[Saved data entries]
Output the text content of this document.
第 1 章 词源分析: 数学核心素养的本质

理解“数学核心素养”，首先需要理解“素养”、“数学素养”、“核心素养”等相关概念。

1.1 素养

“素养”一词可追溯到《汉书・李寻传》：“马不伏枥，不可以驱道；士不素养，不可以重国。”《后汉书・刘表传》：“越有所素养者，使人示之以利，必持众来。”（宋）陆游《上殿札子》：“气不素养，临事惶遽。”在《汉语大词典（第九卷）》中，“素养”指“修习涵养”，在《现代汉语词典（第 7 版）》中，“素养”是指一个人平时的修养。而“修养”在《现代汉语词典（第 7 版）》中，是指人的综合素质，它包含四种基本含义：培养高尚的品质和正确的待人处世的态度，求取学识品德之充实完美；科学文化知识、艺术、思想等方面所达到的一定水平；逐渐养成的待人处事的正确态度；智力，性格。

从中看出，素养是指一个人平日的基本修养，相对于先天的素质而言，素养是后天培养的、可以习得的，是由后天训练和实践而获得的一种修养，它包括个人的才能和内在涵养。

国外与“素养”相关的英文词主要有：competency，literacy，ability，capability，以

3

• **WRITTEN TASK**: Repeat the data in its entirety, character for character.

• **REPLY**:
Output the text content of this document.
第 1 章 词源分析: 数学核心素养的本质

理解“数学核心素养”，首先需要理解“素养”、“数学素养”、“核心素养”等相关概念。

1.1 素养

“素养”一词可追溯到《汉书・李寻传》：“马不伏枥，不可以驱道；士不素养，不可以重国。”《后汉书・刘表传》：“越有所素养者，使人示之以利，必持众来。”（宋）陆游《上殿札子》：“气不素养，临事惶遽。”在《汉语大词典（第九卷）》中，“素养”指“修习涵养”，在《现代汉语词典（第 7 版）》中，“素养”是指一个人平时的修养。而“修养”在《现代汉语词典（第 7 版）》中，是指人的综合素质，它包含四种基本含义：培养高尚的品质和正确的待人处世的态度，求取学识品德之充实完美；科学文化知识、艺术、思想等方面所达到的一定水平；逐渐养成的待人处事的正确态度；智力，性格。

从中看出，素养是指一个人平日的基本修养，相对于先天的素质而言，素养是后天培养的、可以习得的，是由后天训练和实践而获得的一种修养，它包括个人的才能和内在涵养。

国外与“素养”相关的英文词主要有：competency，literacy，ability，capability，以

3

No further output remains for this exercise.